Exercise brief:
Convert the stretch of lines from the one containing "copy-options-description: Use these" through the one containing "general-heading: General: [242, 119, 291, 134]" into a JSON list of strings, with one string per line and blank lines omitted.

Begin Raw data

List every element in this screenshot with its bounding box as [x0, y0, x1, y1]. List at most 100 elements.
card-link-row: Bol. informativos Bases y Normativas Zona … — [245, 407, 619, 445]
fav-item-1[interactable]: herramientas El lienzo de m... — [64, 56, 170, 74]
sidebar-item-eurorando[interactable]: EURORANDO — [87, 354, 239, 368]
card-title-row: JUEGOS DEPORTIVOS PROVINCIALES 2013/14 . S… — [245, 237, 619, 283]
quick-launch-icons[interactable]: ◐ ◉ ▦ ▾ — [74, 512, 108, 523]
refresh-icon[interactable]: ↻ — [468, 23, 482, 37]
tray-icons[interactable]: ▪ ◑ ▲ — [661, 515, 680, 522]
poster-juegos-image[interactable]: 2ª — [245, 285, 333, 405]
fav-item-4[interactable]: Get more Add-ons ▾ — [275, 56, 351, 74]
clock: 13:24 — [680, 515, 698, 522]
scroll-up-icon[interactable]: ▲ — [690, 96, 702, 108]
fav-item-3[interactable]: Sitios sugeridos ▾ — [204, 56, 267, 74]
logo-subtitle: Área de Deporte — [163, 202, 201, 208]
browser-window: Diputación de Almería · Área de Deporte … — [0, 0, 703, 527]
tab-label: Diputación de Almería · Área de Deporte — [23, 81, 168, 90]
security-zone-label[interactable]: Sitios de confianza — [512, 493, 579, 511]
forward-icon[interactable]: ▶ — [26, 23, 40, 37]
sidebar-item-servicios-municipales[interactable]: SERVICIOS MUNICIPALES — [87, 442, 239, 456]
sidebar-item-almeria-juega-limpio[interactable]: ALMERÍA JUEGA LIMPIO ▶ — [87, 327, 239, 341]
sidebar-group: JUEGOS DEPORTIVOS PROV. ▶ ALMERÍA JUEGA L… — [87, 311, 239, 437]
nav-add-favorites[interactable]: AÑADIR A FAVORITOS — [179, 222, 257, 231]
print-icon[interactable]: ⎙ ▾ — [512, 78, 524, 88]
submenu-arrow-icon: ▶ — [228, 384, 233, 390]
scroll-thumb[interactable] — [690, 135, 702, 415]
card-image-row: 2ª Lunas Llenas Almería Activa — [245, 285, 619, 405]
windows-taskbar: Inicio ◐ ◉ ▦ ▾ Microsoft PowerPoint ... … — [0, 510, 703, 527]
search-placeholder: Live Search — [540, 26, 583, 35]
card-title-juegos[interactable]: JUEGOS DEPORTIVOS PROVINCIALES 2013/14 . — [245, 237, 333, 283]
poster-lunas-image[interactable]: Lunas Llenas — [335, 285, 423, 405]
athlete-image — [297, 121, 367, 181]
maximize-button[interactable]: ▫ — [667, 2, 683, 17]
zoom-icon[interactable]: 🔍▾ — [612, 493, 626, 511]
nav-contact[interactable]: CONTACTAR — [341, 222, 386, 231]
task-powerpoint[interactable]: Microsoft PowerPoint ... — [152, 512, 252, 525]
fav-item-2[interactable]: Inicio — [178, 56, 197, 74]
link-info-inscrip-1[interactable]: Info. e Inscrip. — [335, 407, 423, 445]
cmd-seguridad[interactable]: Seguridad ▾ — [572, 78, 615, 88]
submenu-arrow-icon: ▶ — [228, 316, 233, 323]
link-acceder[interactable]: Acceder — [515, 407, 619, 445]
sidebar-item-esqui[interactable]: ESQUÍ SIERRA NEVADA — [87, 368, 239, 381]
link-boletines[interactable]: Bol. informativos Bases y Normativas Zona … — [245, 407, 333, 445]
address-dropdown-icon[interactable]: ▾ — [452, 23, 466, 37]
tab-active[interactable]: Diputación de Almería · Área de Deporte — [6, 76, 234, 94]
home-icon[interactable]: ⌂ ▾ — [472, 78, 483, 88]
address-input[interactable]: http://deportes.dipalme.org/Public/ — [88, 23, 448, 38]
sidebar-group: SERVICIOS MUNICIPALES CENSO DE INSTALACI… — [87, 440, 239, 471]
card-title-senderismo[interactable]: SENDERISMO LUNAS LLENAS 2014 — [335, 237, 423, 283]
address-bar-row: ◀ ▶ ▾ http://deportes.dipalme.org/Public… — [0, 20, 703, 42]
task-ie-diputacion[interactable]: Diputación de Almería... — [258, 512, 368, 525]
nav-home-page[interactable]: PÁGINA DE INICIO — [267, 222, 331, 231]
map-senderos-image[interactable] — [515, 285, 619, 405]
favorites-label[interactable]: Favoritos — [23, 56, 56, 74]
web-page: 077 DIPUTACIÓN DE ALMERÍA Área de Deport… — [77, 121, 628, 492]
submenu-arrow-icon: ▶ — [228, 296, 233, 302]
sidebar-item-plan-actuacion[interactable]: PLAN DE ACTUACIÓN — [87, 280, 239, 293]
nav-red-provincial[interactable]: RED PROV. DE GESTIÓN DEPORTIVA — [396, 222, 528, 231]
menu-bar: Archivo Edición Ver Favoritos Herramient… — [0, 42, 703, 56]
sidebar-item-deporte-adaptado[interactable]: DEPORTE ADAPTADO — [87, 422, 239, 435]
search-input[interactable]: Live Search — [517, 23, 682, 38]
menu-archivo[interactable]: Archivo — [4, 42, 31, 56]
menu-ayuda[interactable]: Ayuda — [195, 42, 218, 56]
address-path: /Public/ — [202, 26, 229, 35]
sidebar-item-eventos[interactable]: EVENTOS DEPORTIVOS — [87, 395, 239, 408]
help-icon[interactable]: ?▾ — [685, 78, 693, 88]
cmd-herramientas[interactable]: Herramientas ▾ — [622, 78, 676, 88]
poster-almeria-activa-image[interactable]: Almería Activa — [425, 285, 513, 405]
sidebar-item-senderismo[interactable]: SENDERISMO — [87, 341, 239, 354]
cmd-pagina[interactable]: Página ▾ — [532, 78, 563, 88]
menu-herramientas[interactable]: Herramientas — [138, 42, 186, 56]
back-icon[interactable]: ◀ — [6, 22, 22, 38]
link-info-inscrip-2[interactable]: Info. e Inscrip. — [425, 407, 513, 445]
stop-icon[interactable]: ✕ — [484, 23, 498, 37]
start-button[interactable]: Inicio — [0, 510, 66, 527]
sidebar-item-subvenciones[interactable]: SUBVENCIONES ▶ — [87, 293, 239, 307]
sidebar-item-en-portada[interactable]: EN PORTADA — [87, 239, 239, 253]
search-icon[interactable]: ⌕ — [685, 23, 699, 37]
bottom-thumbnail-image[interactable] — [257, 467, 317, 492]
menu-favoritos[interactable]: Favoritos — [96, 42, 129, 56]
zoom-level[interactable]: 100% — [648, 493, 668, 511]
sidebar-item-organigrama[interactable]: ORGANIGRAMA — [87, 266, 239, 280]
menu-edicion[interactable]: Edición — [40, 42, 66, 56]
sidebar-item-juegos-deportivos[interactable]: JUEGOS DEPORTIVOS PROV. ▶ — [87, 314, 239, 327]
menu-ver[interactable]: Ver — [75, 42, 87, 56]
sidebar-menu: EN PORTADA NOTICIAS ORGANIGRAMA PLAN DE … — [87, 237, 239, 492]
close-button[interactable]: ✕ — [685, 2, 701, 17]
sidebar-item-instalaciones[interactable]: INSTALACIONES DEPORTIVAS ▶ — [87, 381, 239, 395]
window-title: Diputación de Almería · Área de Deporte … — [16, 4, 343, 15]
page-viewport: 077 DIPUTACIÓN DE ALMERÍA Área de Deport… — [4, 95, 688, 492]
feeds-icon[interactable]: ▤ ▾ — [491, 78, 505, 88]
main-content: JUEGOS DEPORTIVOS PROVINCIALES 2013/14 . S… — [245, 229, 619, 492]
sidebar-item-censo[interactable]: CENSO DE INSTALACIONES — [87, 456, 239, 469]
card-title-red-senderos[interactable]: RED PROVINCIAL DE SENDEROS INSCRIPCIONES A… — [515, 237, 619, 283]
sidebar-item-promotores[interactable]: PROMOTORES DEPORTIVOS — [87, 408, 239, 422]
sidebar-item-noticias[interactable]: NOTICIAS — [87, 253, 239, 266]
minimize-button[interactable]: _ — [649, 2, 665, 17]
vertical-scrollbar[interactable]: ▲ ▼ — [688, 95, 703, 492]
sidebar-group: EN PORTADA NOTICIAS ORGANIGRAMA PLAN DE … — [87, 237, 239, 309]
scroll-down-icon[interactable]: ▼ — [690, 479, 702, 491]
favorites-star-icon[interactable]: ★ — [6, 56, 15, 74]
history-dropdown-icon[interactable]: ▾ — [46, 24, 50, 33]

End Raw data
Begin Raw data

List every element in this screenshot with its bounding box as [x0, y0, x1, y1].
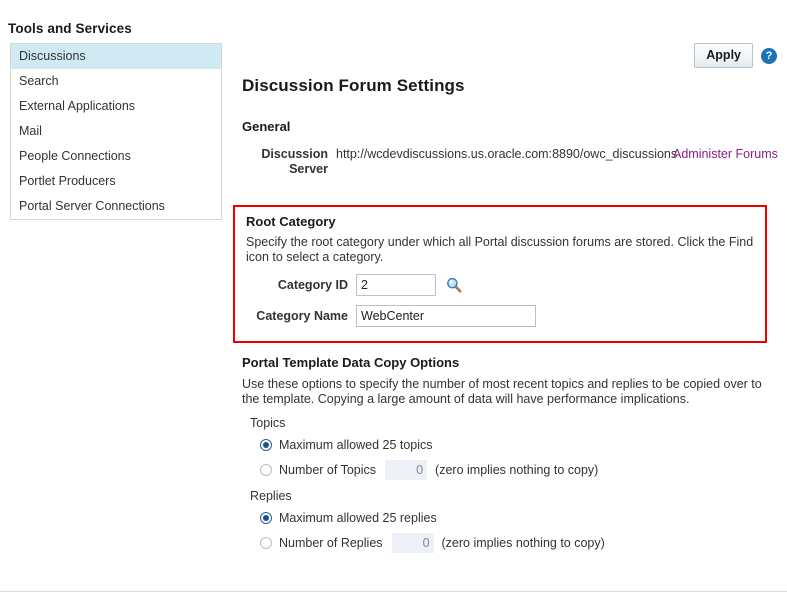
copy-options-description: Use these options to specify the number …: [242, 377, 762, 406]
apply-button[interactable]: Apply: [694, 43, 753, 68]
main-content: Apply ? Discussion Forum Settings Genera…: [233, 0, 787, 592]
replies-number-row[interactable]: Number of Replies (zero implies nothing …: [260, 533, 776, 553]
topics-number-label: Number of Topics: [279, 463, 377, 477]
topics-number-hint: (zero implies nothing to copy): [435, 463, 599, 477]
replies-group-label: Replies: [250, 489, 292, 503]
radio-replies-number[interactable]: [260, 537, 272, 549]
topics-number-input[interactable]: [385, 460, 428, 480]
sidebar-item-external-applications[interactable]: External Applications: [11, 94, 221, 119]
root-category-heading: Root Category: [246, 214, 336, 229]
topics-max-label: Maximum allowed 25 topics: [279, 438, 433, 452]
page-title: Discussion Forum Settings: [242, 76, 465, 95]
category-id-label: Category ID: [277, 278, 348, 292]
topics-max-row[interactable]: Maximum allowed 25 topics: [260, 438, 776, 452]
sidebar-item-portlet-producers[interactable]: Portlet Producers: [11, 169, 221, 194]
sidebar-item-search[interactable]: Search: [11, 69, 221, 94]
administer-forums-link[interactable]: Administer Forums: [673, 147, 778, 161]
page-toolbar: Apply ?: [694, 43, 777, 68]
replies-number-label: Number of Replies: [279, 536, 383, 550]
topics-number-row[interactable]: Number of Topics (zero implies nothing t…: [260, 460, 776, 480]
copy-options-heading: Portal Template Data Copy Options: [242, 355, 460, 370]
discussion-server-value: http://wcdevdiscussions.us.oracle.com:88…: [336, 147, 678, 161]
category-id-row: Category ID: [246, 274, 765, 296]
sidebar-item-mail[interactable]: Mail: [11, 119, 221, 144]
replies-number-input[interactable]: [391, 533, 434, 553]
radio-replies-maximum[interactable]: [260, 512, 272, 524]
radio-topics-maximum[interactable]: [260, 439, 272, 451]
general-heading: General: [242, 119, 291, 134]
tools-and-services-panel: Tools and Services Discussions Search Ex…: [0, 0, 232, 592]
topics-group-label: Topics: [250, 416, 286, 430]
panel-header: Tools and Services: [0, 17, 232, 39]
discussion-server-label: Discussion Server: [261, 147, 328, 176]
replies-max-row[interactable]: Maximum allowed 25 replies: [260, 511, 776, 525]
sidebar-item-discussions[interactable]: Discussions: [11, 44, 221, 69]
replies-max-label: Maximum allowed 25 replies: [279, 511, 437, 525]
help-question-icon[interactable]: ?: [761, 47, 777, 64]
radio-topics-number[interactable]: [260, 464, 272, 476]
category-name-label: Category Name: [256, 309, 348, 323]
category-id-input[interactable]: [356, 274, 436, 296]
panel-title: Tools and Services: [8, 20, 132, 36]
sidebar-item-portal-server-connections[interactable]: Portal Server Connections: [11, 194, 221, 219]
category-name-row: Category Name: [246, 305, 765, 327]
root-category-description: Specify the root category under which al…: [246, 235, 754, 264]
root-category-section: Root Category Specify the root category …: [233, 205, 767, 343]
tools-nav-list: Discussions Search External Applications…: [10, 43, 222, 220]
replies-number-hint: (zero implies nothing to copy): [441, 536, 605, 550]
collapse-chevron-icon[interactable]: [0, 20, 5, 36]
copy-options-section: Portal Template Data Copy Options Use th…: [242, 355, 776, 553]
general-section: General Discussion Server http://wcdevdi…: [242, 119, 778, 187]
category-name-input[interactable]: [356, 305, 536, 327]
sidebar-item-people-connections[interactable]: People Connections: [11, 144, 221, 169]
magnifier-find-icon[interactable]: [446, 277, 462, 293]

End Raw data

Complete answer:
[
  "copy-options-description: Use these options to specify the number …: [242, 377, 762, 406]",
  "apply-button[interactable]: Apply: [694, 43, 753, 68]",
  "main-content: Apply ? Discussion Forum Settings Genera…: [233, 0, 787, 592]",
  "replies-number-row[interactable]: Number of Replies (zero implies nothing …: [260, 533, 776, 553]",
  "topics-number-label: Number of Topics: [279, 463, 377, 477]",
  "topics-number-hint: (zero implies nothing to copy): [435, 463, 599, 477]",
  "replies-group-label: Replies: [250, 489, 292, 503]",
  "radio-replies-number[interactable]: [260, 537, 272, 549]",
  "topics-number-input[interactable]: [385, 460, 428, 480]",
  "sidebar-item-external-applications[interactable]: External Applications: [11, 94, 221, 119]",
  "root-category-heading: Root Category: [246, 214, 336, 229]",
  "topics-max-label: Maximum allowed 25 topics: [279, 438, 433, 452]",
  "page-title: Discussion Forum Settings: [242, 76, 465, 95]",
  "category-id-label: Category ID: [277, 278, 348, 292]",
  "topics-max-row[interactable]: Maximum allowed 25 topics: [260, 438, 776, 452]",
  "sidebar-item-portlet-producers[interactable]: Portlet Producers: [11, 169, 221, 194]",
  "sidebar-item-search[interactable]: Search: [11, 69, 221, 94]",
  "administer-forums-link[interactable]: Administer Forums: [673, 147, 778, 161]",
  "page-toolbar: Apply ?: [694, 43, 777, 68]",
  "replies-number-label: Number of Replies: [279, 536, 383, 550]",
  "topics-number-row[interactable]: Number of Topics (zero implies nothing t…: [260, 460, 776, 480]",
  "copy-options-heading: Portal Template Data Copy Options: [242, 355, 460, 370]",
  "discussion-server-value: http://wcdevdiscussions.us.oracle.com:88…: [336, 147, 678, 161]",
  "category-id-row: Category ID: [246, 274, 765, 296]",
  "sidebar-item-mail[interactable]: Mail: [11, 119, 221, 144]",
  "replies-number-input[interactable]: [391, 533, 434, 553]",
  "radio-replies-maximum[interactable]: [260, 512, 272, 524]",
  "radio-topics-maximum[interactable]: [260, 439, 272, 451]",
  "general-heading: General: [242, 119, 291, 134]"
]